Stored data entries:

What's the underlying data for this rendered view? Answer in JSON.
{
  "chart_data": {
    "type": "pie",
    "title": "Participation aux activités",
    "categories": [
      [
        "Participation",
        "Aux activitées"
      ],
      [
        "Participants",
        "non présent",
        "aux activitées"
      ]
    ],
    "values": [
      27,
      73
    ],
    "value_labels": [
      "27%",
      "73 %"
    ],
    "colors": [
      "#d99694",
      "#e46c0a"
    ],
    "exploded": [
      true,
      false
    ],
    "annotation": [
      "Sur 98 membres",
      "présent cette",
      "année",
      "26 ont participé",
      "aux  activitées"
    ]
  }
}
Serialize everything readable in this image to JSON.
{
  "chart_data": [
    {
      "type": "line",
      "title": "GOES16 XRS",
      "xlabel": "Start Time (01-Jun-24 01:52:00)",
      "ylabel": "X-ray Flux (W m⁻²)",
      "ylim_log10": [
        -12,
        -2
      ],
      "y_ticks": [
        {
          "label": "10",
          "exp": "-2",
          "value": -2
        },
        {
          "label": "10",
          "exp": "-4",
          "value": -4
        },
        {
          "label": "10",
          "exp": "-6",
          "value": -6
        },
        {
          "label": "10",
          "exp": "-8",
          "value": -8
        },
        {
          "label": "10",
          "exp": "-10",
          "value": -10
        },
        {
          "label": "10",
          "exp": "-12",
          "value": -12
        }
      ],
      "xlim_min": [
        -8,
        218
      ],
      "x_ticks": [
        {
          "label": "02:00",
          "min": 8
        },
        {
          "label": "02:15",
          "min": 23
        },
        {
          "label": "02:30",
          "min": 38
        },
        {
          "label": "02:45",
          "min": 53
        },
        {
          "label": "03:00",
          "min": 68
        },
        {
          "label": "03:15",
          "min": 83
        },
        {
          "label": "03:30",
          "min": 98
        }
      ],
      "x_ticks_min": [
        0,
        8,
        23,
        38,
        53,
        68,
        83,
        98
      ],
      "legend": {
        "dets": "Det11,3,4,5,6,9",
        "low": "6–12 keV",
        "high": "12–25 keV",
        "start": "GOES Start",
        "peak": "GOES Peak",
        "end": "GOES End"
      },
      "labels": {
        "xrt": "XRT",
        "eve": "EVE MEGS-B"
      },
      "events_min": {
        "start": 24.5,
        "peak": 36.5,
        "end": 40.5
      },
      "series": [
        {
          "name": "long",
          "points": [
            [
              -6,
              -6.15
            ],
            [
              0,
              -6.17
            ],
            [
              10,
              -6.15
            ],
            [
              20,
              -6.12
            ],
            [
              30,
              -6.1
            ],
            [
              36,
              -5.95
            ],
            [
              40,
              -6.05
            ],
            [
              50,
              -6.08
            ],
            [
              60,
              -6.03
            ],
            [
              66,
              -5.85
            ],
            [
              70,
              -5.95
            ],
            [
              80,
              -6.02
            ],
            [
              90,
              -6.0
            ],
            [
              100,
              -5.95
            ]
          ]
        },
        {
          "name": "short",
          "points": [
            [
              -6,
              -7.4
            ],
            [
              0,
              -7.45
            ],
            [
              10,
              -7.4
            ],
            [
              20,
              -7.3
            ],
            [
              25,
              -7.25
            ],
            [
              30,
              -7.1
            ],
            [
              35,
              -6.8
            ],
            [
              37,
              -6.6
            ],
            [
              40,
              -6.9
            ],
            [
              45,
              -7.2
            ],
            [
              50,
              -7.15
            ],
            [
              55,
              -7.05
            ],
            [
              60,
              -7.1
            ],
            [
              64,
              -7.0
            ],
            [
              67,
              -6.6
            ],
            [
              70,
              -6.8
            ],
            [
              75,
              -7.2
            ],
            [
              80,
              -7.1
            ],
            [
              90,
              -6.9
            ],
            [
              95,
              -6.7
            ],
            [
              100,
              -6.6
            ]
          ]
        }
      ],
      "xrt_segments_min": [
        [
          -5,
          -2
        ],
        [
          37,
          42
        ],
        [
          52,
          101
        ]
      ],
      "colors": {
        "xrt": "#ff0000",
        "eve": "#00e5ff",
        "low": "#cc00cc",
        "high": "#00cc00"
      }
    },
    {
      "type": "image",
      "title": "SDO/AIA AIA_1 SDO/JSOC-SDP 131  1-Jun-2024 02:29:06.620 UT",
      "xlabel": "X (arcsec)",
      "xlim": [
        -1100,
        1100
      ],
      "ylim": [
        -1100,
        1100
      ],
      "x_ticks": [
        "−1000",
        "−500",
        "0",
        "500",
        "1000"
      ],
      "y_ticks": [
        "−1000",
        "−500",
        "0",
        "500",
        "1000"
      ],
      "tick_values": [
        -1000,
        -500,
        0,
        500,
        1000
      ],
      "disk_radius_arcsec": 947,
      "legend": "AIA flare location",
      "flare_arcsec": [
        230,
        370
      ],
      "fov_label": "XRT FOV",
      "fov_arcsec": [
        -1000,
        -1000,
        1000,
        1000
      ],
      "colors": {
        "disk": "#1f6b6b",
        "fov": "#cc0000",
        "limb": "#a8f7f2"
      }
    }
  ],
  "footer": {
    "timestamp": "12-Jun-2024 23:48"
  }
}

● Objective: Word for word, write out the data.

● Response for this exercise:
What's the underlying data for this rendered view? Answer in JSON.
{
  "chart_data": {
    "type": "pie",
    "title": "Participation aux activités",
    "categories": [
      [
        "Participation",
        "Aux activitées"
      ],
      [
        "Participants",
        "non présent",
        "aux activitées"
      ]
    ],
    "values": [
      27,
      73
    ],
    "value_labels": [
      "27%",
      "73 %"
    ],
    "colors": [
      "#d99694",
      "#e46c0a"
    ],
    "exploded": [
      true,
      false
    ],
    "annotation": [
      "Sur 98 membres",
      "présent cette",
      "année",
      "26 ont participé",
      "aux  activitées"
    ]
  }
}
Serialize everything readable in this image to JSON.
{
  "chart_data": [
    {
      "type": "line",
      "title": "GOES16 XRS",
      "xlabel": "Start Time (01-Jun-24 01:52:00)",
      "ylabel": "X-ray Flux (W m⁻²)",
      "ylim_log10": [
        -12,
        -2
      ],
      "y_ticks": [
        {
          "label": "10",
          "exp": "-2",
          "value": -2
        },
        {
          "label": "10",
          "exp": "-4",
          "value": -4
        },
        {
          "label": "10",
          "exp": "-6",
          "value": -6
        },
        {
          "label": "10",
          "exp": "-8",
          "value": -8
        },
        {
          "label": "10",
          "exp": "-10",
          "value": -10
        },
        {
          "label": "10",
          "exp": "-12",
          "value": -12
        }
      ],
      "xlim_min": [
        -8,
        218
      ],
      "x_ticks": [
        {
          "label": "02:00",
          "min": 8
        },
        {
          "label": "02:15",
          "min": 23
        },
        {
          "label": "02:30",
          "min": 38
        },
        {
          "label": "02:45",
          "min": 53
        },
        {
          "label": "03:00",
          "min": 68
        },
        {
          "label": "03:15",
          "min": 83
        },
        {
          "label": "03:30",
          "min": 98
        }
      ],
      "x_ticks_min": [
        0,
        8,
        23,
        38,
        53,
        68,
        83,
        98
      ],
      "legend": {
        "dets": "Det11,3,4,5,6,9",
        "low": "6–12 keV",
        "high": "12–25 keV",
        "start": "GOES Start",
        "peak": "GOES Peak",
        "end": "GOES End"
      },
      "labels": {
        "xrt": "XRT",
        "eve": "EVE MEGS-B"
      },
      "events_min": {
        "start": 24.5,
        "peak": 36.5,
        "end": 40.5
      },
      "series": [
        {
          "name": "long",
          "points": [
            [
              -6,
              -6.15
            ],
            [
              0,
              -6.17
            ],
            [
              10,
              -6.15
            ],
            [
              20,
              -6.12
            ],
            [
              30,
              -6.1
            ],
            [
              36,
              -5.95
            ],
            [
              40,
              -6.05
            ],
            [
              50,
              -6.08
            ],
            [
              60,
              -6.03
            ],
            [
              66,
              -5.85
            ],
            [
              70,
              -5.95
            ],
            [
              80,
              -6.02
            ],
            [
              90,
              -6.0
            ],
            [
              100,
              -5.95
            ]
          ]
        },
        {
          "name": "short",
          "points": [
            [
              -6,
              -7.4
            ],
            [
              0,
              -7.45
            ],
            [
              10,
              -7.4
            ],
            [
              20,
              -7.3
            ],
            [
              25,
              -7.25
            ],
            [
              30,
              -7.1
            ],
            [
              35,
              -6.8
            ],
            [
              37,
              -6.6
            ],
            [
              40,
              -6.9
            ],
            [
              45,
              -7.2
            ],
            [
              50,
              -7.15
            ],
            [
              55,
              -7.05
            ],
            [
              60,
              -7.1
            ],
            [
              64,
              -7.0
            ],
            [
              67,
              -6.6
            ],
            [
              70,
              -6.8
            ],
            [
              75,
              -7.2
            ],
            [
              80,
              -7.1
            ],
            [
              90,
              -6.9
            ],
            [
              95,
              -6.7
            ],
            [
              100,
              -6.6
            ]
          ]
        }
      ],
      "xrt_segments_min": [
        [
          -5,
          -2
        ],
        [
          37,
          42
        ],
        [
          52,
          101
        ]
      ],
      "colors": {
        "xrt": "#ff0000",
        "eve": "#00e5ff",
        "low": "#cc00cc",
        "high": "#00cc00"
      }
    },
    {
      "type": "image",
      "title": "SDO/AIA AIA_1 SDO/JSOC-SDP 131  1-Jun-2024 02:29:06.620 UT",
      "xlabel": "X (arcsec)",
      "xlim": [
        -1100,
        1100
      ],
      "ylim": [
        -1100,
        1100
      ],
      "x_ticks": [
        "−1000",
        "−500",
        "0",
        "500",
        "1000"
      ],
      "y_ticks": [
        "−1000",
        "−500",
        "0",
        "500",
        "1000"
      ],
      "tick_values": [
        -1000,
        -500,
        0,
        500,
        1000
      ],
      "disk_radius_arcsec": 947,
      "legend": "AIA flare location",
      "flare_arcsec": [
        230,
        370
      ],
      "fov_label": "XRT FOV",
      "fov_arcsec": [
        -1000,
        -1000,
        1000,
        1000
      ],
      "colors": {
        "disk": "#1f6b6b",
        "fov": "#cc0000",
        "limb": "#a8f7f2"
      }
    }
  ],
  "footer": {
    "timestamp": "12-Jun-2024 23:48"
  }
}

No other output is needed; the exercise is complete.